__Challenge__: Omit the pictures and output every entry below exactly as written.

## BEGIN Records supplied

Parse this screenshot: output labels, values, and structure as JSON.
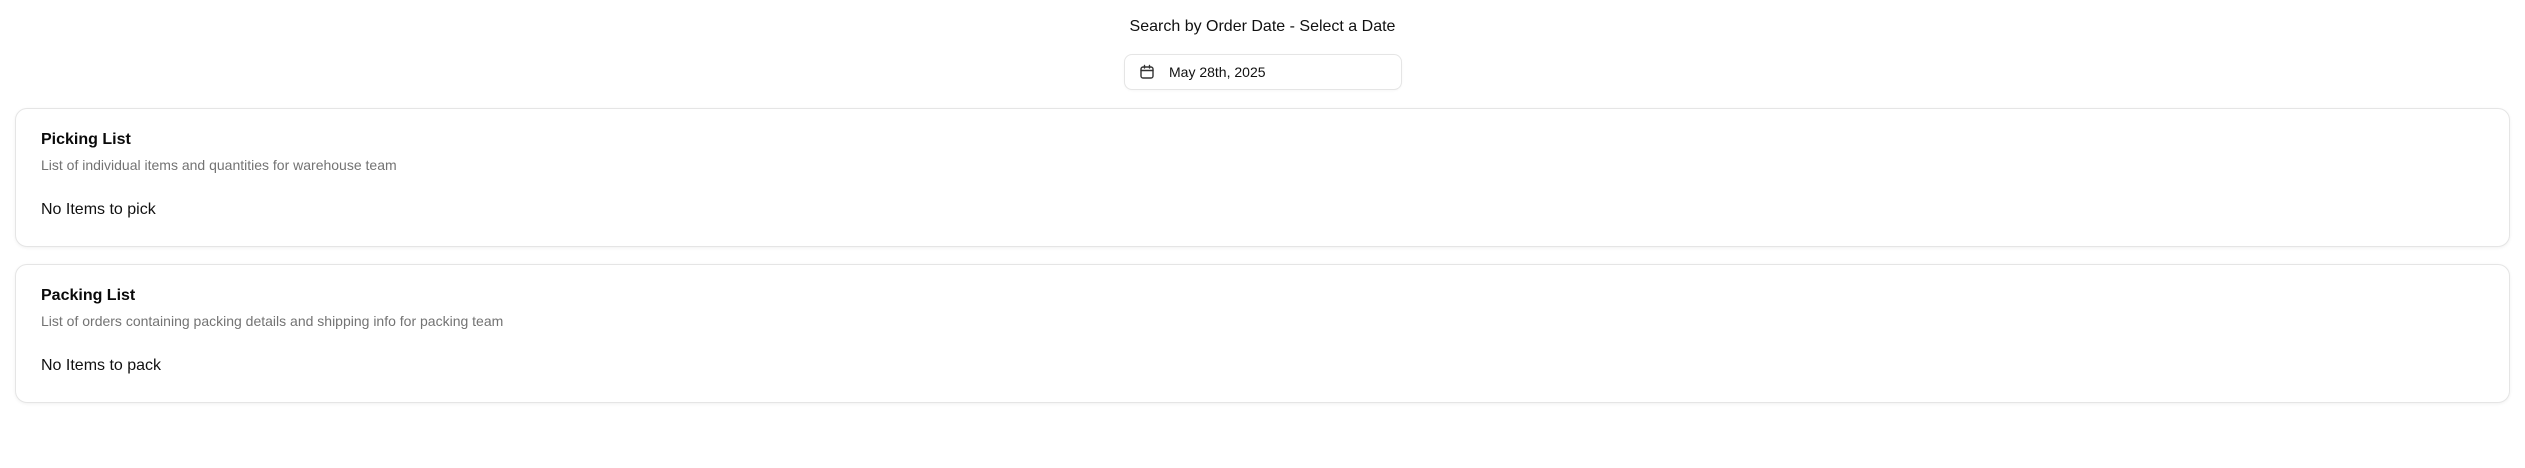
{
  "search": {
    "title": "Search by Order Date - Select a Date",
    "date_value": "May 28th, 2025",
    "icon": "calendar-icon"
  },
  "picking": {
    "title": "Picking List",
    "description": "List of individual items and quantities for warehouse team",
    "empty_text": "No Items to pick"
  },
  "packing": {
    "title": "Packing List",
    "description": "List of orders containing packing details and shipping info for packing team",
    "empty_text": "No Items to pack"
  }
}
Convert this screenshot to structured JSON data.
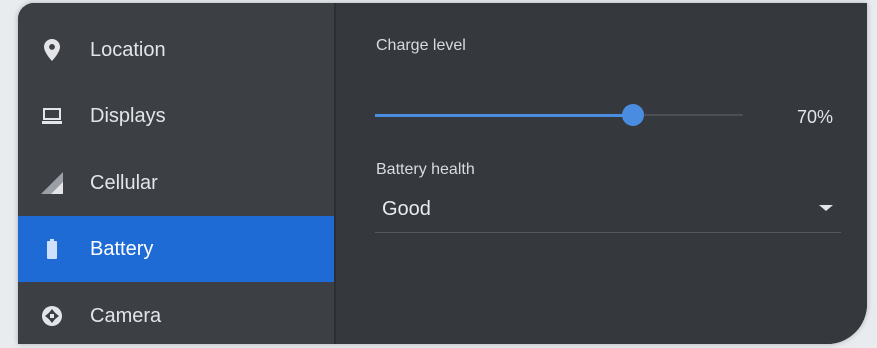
{
  "sidebar": {
    "items": [
      {
        "label": "Location",
        "icon": "location-pin-icon",
        "active": false
      },
      {
        "label": "Displays",
        "icon": "laptop-display-icon",
        "active": false
      },
      {
        "label": "Cellular",
        "icon": "cellular-signal-icon",
        "active": false
      },
      {
        "label": "Battery",
        "icon": "battery-icon",
        "active": true
      },
      {
        "label": "Camera",
        "icon": "camera-aperture-icon",
        "active": false
      }
    ]
  },
  "battery": {
    "charge_label": "Charge level",
    "charge_value": 70,
    "charge_display": "70%",
    "health_label": "Battery health",
    "health_value": "Good"
  },
  "colors": {
    "accent": "#1f6bd6",
    "slider": "#4a8de0",
    "sidebar_bg": "#3c3f44",
    "content_bg": "#35383c"
  }
}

## END Records supplied

__In response__:
Parse this screenshot: output labels, values, and structure as JSON.
{
  "search": {
    "title": "Search by Order Date - Select a Date",
    "date_value": "May 28th, 2025",
    "icon": "calendar-icon"
  },
  "picking": {
    "title": "Picking List",
    "description": "List of individual items and quantities for warehouse team",
    "empty_text": "No Items to pick"
  },
  "packing": {
    "title": "Packing List",
    "description": "List of orders containing packing details and shipping info for packing team",
    "empty_text": "No Items to pack"
  }
}
Convert this screenshot to structured JSON data.
{
  "sidebar": {
    "items": [
      {
        "label": "Location",
        "icon": "location-pin-icon",
        "active": false
      },
      {
        "label": "Displays",
        "icon": "laptop-display-icon",
        "active": false
      },
      {
        "label": "Cellular",
        "icon": "cellular-signal-icon",
        "active": false
      },
      {
        "label": "Battery",
        "icon": "battery-icon",
        "active": true
      },
      {
        "label": "Camera",
        "icon": "camera-aperture-icon",
        "active": false
      }
    ]
  },
  "battery": {
    "charge_label": "Charge level",
    "charge_value": 70,
    "charge_display": "70%",
    "health_label": "Battery health",
    "health_value": "Good"
  },
  "colors": {
    "accent": "#1f6bd6",
    "slider": "#4a8de0",
    "sidebar_bg": "#3c3f44",
    "content_bg": "#35383c"
  }
}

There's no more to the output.